**EXERCISE GOAL**
Wherever the word "Mean" appears in the entries, copy the whole line.

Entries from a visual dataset
* * * * *

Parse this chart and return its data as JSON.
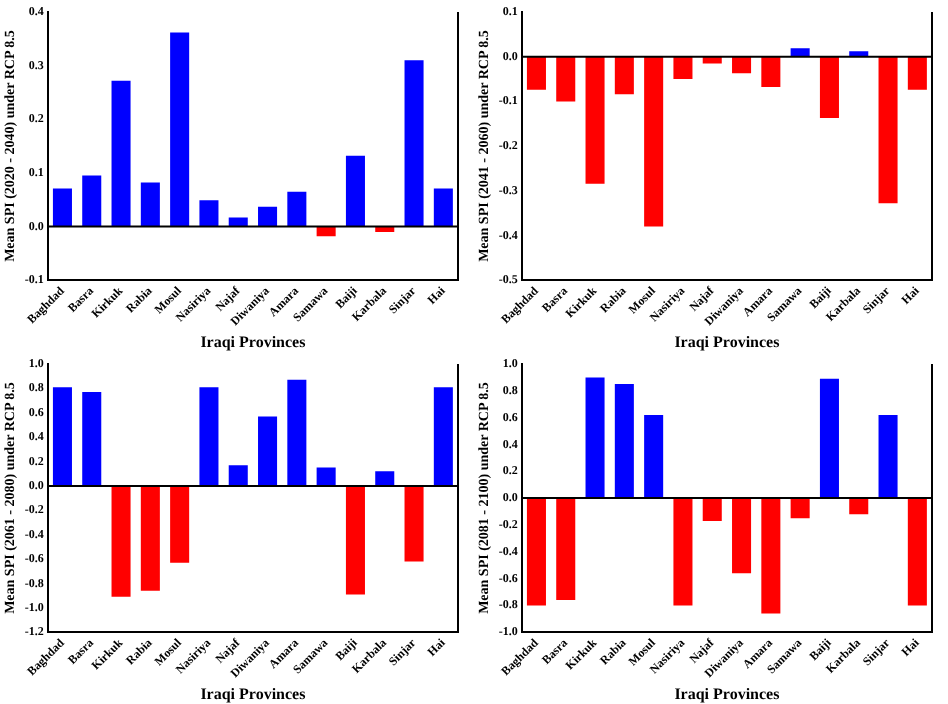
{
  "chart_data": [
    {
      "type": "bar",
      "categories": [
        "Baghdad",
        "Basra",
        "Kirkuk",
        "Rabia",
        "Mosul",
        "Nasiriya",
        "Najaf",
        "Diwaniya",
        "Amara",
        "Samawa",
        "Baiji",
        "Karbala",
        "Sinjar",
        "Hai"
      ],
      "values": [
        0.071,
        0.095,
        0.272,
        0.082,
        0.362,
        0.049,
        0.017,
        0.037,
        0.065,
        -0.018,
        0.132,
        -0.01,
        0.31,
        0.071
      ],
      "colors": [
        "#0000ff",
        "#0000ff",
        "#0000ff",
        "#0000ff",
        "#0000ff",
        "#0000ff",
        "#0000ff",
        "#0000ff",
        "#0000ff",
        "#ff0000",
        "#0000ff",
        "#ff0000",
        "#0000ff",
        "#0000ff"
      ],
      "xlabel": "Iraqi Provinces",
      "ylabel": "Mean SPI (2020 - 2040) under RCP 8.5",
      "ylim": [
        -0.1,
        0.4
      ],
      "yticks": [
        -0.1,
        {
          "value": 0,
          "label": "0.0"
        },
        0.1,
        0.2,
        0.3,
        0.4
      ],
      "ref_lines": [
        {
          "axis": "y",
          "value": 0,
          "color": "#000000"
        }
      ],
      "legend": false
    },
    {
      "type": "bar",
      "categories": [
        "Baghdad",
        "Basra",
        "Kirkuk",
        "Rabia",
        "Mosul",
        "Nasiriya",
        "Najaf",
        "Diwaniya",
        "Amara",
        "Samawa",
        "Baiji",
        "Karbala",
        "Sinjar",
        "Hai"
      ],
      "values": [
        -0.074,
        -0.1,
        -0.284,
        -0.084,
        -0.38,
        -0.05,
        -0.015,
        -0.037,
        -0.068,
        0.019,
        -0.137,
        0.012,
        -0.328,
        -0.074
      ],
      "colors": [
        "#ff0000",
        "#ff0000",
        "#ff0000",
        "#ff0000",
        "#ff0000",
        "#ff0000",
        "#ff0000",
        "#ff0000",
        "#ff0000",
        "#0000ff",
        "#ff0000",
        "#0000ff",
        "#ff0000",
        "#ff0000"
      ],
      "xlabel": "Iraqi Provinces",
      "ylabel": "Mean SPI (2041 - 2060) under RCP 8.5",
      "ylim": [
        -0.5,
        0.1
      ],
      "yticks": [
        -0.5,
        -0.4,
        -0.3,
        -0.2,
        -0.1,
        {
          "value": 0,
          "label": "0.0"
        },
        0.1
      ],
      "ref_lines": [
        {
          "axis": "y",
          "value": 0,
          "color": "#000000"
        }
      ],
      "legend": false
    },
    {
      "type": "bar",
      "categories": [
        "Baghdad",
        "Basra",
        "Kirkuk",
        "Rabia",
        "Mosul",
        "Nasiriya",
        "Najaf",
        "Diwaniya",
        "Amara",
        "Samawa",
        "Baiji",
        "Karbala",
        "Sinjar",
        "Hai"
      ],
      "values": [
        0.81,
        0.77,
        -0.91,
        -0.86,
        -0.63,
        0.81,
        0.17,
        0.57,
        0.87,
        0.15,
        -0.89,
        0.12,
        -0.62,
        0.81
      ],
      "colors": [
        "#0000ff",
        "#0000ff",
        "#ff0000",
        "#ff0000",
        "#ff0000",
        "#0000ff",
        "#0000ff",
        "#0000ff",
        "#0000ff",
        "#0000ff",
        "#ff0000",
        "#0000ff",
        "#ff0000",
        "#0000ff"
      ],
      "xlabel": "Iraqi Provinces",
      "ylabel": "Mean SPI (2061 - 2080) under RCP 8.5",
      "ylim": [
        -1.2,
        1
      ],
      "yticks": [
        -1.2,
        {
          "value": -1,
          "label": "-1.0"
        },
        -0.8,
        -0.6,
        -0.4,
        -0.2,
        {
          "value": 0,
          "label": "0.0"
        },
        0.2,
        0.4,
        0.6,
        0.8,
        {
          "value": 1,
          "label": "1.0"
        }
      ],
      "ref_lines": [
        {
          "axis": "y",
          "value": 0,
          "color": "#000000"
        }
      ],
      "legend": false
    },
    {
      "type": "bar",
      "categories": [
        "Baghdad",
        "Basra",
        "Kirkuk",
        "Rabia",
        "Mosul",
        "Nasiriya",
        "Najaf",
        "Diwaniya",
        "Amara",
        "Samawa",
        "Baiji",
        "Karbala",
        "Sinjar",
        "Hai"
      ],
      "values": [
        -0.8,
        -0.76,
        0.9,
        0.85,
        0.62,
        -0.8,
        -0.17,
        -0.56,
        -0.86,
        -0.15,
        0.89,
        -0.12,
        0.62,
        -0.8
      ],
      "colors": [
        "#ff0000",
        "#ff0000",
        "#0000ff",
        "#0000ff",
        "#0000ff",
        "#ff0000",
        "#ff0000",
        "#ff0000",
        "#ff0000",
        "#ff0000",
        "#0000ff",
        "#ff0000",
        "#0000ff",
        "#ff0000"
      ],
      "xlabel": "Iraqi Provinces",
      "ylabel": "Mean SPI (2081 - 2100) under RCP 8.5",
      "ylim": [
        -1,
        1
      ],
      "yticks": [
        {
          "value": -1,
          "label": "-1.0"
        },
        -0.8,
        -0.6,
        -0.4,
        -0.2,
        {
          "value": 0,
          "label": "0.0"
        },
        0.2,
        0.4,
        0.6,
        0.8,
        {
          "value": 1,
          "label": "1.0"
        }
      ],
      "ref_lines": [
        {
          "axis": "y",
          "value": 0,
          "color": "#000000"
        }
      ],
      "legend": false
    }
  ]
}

* * * * *

**EXERCISE OUTPUT**
      "ylabel": "Mean SPI (2020 - 2040) under RCP 8.5",
      "ylabel": "Mean SPI (2041 - 2060) under RCP 8.5",
      "ylabel": "Mean SPI (2061 - 2080) under RCP 8.5",
      "ylabel": "Mean SPI (2081 - 2100) under RCP 8.5",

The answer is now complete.